### YOUR GOAL
From the entries below, extract every line that includes the word "result".

--- Start MATERIAL ---

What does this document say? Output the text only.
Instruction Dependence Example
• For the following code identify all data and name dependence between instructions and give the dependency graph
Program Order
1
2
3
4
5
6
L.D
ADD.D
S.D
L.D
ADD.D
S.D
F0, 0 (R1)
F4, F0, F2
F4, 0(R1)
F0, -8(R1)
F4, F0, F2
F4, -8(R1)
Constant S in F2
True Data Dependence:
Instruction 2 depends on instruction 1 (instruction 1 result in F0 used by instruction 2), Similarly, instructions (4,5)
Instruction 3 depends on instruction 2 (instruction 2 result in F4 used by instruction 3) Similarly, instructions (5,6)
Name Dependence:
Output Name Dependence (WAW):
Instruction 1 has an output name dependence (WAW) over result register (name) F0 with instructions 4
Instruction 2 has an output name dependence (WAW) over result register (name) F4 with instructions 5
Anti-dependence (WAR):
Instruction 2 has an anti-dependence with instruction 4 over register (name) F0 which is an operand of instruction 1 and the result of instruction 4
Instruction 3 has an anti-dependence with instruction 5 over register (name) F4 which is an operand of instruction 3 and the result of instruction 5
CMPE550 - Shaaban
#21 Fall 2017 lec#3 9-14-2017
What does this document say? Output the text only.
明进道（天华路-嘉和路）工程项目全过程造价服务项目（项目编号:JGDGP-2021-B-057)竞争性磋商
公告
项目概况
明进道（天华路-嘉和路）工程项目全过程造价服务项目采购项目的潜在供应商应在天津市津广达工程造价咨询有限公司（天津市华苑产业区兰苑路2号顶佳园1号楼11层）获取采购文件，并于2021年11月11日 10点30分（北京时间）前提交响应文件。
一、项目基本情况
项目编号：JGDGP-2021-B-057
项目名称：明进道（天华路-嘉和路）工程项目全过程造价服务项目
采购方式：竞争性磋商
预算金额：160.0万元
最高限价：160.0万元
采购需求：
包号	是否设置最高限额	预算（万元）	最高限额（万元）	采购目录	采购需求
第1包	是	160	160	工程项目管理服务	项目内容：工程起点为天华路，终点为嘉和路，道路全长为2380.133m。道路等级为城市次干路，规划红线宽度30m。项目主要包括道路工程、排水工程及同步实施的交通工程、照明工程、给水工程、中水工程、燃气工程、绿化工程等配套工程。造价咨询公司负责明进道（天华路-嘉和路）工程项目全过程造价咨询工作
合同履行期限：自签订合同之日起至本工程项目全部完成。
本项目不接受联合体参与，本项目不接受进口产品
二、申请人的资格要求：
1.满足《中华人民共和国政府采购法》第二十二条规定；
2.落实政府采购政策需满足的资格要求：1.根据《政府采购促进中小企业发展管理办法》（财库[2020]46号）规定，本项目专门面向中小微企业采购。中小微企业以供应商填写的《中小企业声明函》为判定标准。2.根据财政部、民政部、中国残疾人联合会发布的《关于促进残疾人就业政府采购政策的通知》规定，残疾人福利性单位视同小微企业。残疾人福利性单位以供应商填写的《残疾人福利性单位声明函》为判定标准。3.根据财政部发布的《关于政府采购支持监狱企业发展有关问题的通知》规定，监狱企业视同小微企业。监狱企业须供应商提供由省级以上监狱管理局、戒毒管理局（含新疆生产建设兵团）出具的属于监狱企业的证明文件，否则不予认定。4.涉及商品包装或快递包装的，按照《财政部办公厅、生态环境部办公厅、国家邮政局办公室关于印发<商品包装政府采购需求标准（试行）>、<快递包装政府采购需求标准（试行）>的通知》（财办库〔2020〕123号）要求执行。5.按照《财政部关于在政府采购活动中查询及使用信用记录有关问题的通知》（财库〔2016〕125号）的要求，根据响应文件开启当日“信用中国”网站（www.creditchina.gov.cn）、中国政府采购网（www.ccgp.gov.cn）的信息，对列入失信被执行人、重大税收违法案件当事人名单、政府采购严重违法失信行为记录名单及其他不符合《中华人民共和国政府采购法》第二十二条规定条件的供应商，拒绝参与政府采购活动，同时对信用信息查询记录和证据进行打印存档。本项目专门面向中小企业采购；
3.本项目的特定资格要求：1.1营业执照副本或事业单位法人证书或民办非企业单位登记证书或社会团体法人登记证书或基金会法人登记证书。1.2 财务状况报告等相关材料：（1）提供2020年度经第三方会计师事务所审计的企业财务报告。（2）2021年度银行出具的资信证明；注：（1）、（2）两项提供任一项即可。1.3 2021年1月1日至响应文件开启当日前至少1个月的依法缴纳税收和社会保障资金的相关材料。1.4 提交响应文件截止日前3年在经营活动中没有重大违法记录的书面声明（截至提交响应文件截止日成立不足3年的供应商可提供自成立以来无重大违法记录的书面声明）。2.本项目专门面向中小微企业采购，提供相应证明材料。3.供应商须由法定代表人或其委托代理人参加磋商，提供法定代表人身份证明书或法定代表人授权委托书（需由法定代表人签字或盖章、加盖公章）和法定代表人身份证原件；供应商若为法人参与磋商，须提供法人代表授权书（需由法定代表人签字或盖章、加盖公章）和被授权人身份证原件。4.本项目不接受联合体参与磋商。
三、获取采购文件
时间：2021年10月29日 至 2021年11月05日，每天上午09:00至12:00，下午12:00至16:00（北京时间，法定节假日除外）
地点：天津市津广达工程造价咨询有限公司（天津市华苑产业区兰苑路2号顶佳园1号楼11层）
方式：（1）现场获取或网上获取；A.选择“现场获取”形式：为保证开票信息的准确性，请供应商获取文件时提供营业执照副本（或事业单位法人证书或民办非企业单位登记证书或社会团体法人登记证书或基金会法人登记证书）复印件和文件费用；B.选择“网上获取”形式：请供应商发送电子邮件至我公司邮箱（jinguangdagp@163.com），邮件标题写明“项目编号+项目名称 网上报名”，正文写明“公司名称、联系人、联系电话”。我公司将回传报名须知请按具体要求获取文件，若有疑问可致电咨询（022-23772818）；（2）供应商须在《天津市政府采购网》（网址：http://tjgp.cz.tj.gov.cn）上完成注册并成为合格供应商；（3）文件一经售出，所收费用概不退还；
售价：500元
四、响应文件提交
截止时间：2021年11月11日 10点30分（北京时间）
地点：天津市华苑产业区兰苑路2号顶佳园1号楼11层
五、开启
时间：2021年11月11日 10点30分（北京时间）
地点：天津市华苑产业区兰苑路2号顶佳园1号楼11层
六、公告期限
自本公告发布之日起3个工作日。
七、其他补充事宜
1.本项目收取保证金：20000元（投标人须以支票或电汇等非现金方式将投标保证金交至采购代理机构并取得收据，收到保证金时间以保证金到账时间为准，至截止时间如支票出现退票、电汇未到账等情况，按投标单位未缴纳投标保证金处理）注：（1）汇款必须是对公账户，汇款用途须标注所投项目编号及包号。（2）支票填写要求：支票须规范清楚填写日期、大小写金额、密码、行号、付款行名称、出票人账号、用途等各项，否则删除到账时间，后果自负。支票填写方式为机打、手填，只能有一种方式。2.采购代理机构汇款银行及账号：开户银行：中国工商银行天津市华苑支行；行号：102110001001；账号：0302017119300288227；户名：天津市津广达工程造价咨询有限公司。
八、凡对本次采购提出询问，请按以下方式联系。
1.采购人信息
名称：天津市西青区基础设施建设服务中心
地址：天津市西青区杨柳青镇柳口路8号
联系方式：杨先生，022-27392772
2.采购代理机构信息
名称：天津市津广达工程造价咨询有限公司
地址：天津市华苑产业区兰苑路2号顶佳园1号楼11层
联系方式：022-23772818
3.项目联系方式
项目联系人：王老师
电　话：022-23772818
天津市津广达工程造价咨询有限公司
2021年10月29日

--- End MATERIAL ---

### FINISHED ANSWER
Instruction 2 depends on instruction 1 (instruction 1 result in F0 used by instruction 2), Similarly, instructions (4,5)
Instruction 3 depends on instruction 2 (instruction 2 result in F4 used by instruction 3) Similarly, instructions (5,6)
Instruction 1 has an output name dependence (WAW) over result register (name) F0 with instructions 4
Instruction 2 has an output name dependence (WAW) over result register (name) F4 with instructions 5
Instruction 2 has an anti-dependence with instruction 4 over register (name) F0 which is an operand of instruction 1 and the result of instruction 4
Instruction 3 has an anti-dependence with instruction 5 over register (name) F4 which is an operand of instruction 3 and the result of instruction 5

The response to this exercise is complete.